• **WHAT IS NEEDED**
Rewrite the records below with each "Nb of downloads" renamed to "Number of downloads", keeping everything else the same.

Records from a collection
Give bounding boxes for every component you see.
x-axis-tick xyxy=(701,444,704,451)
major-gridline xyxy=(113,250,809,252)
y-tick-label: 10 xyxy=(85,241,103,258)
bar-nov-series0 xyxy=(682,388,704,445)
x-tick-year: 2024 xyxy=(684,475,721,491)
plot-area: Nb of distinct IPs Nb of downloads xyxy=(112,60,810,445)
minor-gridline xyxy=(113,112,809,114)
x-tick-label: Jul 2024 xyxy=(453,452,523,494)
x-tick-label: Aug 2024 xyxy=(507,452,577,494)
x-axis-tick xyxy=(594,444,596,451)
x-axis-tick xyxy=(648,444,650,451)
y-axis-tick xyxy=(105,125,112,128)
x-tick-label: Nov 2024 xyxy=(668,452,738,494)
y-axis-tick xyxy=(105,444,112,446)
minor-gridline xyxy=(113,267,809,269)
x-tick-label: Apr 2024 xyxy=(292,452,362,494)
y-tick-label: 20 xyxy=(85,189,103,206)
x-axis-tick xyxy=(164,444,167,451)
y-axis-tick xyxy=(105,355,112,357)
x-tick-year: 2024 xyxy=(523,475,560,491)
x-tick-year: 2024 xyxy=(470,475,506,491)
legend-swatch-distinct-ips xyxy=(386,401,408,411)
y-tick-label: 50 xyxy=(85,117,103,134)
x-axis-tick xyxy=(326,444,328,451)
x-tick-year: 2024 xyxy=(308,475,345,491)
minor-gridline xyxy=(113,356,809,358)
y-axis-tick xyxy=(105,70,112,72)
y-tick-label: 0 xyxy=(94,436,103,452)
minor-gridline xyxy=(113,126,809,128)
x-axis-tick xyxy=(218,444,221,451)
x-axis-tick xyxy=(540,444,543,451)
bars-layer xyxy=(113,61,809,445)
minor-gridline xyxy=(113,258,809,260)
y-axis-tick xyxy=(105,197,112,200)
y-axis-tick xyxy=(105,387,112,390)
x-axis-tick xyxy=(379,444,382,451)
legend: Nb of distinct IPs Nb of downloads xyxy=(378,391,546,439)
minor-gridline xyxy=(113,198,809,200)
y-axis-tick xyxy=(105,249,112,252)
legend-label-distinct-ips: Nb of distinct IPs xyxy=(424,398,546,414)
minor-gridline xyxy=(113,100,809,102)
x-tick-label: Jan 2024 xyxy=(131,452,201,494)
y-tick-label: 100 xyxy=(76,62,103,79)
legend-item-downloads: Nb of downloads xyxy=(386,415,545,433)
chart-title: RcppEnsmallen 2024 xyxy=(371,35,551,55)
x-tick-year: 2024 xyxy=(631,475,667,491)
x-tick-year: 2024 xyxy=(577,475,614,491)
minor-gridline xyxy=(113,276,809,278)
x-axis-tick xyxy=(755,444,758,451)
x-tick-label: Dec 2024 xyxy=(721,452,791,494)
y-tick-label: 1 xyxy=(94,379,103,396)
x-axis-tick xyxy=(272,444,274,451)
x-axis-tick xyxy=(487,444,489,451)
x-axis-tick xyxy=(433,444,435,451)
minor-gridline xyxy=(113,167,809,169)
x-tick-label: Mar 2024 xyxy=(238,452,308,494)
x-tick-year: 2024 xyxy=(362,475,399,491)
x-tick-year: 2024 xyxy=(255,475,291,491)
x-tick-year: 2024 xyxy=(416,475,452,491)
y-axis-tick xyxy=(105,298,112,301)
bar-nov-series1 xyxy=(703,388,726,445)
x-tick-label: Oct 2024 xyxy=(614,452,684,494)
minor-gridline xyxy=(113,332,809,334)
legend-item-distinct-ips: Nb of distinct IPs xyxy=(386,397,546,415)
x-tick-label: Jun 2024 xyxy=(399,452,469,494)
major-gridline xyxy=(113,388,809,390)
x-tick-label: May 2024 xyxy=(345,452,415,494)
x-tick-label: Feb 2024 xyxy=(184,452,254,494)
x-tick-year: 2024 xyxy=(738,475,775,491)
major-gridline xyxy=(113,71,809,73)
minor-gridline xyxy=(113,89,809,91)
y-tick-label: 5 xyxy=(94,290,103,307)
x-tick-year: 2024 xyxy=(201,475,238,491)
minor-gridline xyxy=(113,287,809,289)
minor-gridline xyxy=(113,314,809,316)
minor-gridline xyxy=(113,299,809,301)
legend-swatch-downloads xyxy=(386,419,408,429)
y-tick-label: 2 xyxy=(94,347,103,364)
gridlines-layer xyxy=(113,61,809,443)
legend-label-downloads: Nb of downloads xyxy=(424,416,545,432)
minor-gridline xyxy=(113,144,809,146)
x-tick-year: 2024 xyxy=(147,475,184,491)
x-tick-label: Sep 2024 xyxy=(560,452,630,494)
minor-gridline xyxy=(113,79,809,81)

• **TASK ANSWER**
Give bounding boxes for every component you see.
x-axis-tick xyxy=(701,444,704,451)
major-gridline xyxy=(113,250,809,252)
y-tick-label: 10 xyxy=(85,241,103,258)
bar-nov-series0 xyxy=(682,388,704,445)
x-tick-year: 2024 xyxy=(684,475,721,491)
plot-area: Nb of distinct IPs Number of downloads xyxy=(112,60,810,445)
minor-gridline xyxy=(113,112,809,114)
x-tick-label: Jul 2024 xyxy=(453,452,523,494)
x-tick-label: Aug 2024 xyxy=(507,452,577,494)
x-axis-tick xyxy=(594,444,596,451)
x-axis-tick xyxy=(648,444,650,451)
y-axis-tick xyxy=(105,125,112,128)
x-tick-label: Nov 2024 xyxy=(668,452,738,494)
y-axis-tick xyxy=(105,444,112,446)
minor-gridline xyxy=(113,267,809,269)
x-tick-label: Apr 2024 xyxy=(292,452,362,494)
y-tick-label: 20 xyxy=(85,189,103,206)
x-axis-tick xyxy=(164,444,167,451)
y-axis-tick xyxy=(105,355,112,357)
x-tick-year: 2024 xyxy=(523,475,560,491)
x-tick-year: 2024 xyxy=(470,475,506,491)
legend-swatch-distinct-ips xyxy=(386,401,408,411)
y-tick-label: 50 xyxy=(85,117,103,134)
x-axis-tick xyxy=(326,444,328,451)
x-tick-year: 2024 xyxy=(308,475,345,491)
minor-gridline xyxy=(113,356,809,358)
y-axis-tick xyxy=(105,70,112,72)
y-tick-label: 0 xyxy=(94,436,103,452)
minor-gridline xyxy=(113,126,809,128)
x-axis-tick xyxy=(218,444,221,451)
x-axis-tick xyxy=(540,444,543,451)
bars-layer xyxy=(113,61,809,445)
minor-gridline xyxy=(113,258,809,260)
y-axis-tick xyxy=(105,197,112,200)
y-axis-tick xyxy=(105,387,112,390)
x-axis-tick xyxy=(379,444,382,451)
legend: Nb of distinct IPs Number of downloads xyxy=(378,391,546,439)
minor-gridline xyxy=(113,198,809,200)
y-axis-tick xyxy=(105,249,112,252)
legend-label-distinct-ips: Nb of distinct IPs xyxy=(424,398,546,414)
minor-gridline xyxy=(113,100,809,102)
x-tick-label: Jan 2024 xyxy=(131,452,201,494)
y-tick-label: 100 xyxy=(76,62,103,79)
legend-item-downloads: Number of downloads xyxy=(386,415,545,433)
chart-title: RcppEnsmallen 2024 xyxy=(371,35,551,55)
x-tick-year: 2024 xyxy=(631,475,667,491)
x-tick-year: 2024 xyxy=(577,475,614,491)
minor-gridline xyxy=(113,276,809,278)
x-axis-tick xyxy=(755,444,758,451)
x-tick-label: Dec 2024 xyxy=(721,452,791,494)
y-tick-label: 1 xyxy=(94,379,103,396)
x-axis-tick xyxy=(272,444,274,451)
x-axis-tick xyxy=(487,444,489,451)
x-axis-tick xyxy=(433,444,435,451)
minor-gridline xyxy=(113,167,809,169)
x-tick-label: Mar 2024 xyxy=(238,452,308,494)
x-tick-year: 2024 xyxy=(362,475,399,491)
x-tick-year: 2024 xyxy=(255,475,291,491)
x-tick-year: 2024 xyxy=(416,475,452,491)
y-axis-tick xyxy=(105,298,112,301)
bar-nov-series1 xyxy=(703,388,726,445)
x-tick-label: Oct 2024 xyxy=(614,452,684,494)
minor-gridline xyxy=(113,332,809,334)
legend-item-distinct-ips: Nb of distinct IPs xyxy=(386,397,546,415)
x-tick-label: Jun 2024 xyxy=(399,452,469,494)
major-gridline xyxy=(113,388,809,390)
x-tick-label: May 2024 xyxy=(345,452,415,494)
x-tick-label: Feb 2024 xyxy=(184,452,254,494)
x-tick-year: 2024 xyxy=(738,475,775,491)
major-gridline xyxy=(113,71,809,73)
minor-gridline xyxy=(113,89,809,91)
y-tick-label: 5 xyxy=(94,290,103,307)
x-tick-year: 2024 xyxy=(201,475,238,491)
minor-gridline xyxy=(113,287,809,289)
minor-gridline xyxy=(113,314,809,316)
minor-gridline xyxy=(113,299,809,301)
legend-swatch-downloads xyxy=(386,419,408,429)
y-tick-label: 2 xyxy=(94,347,103,364)
gridlines-layer xyxy=(113,61,809,443)
legend-label-downloads: Number of downloads xyxy=(424,416,545,432)
minor-gridline xyxy=(113,144,809,146)
x-tick-year: 2024 xyxy=(147,475,184,491)
x-tick-label: Sep 2024 xyxy=(560,452,630,494)
minor-gridline xyxy=(113,79,809,81)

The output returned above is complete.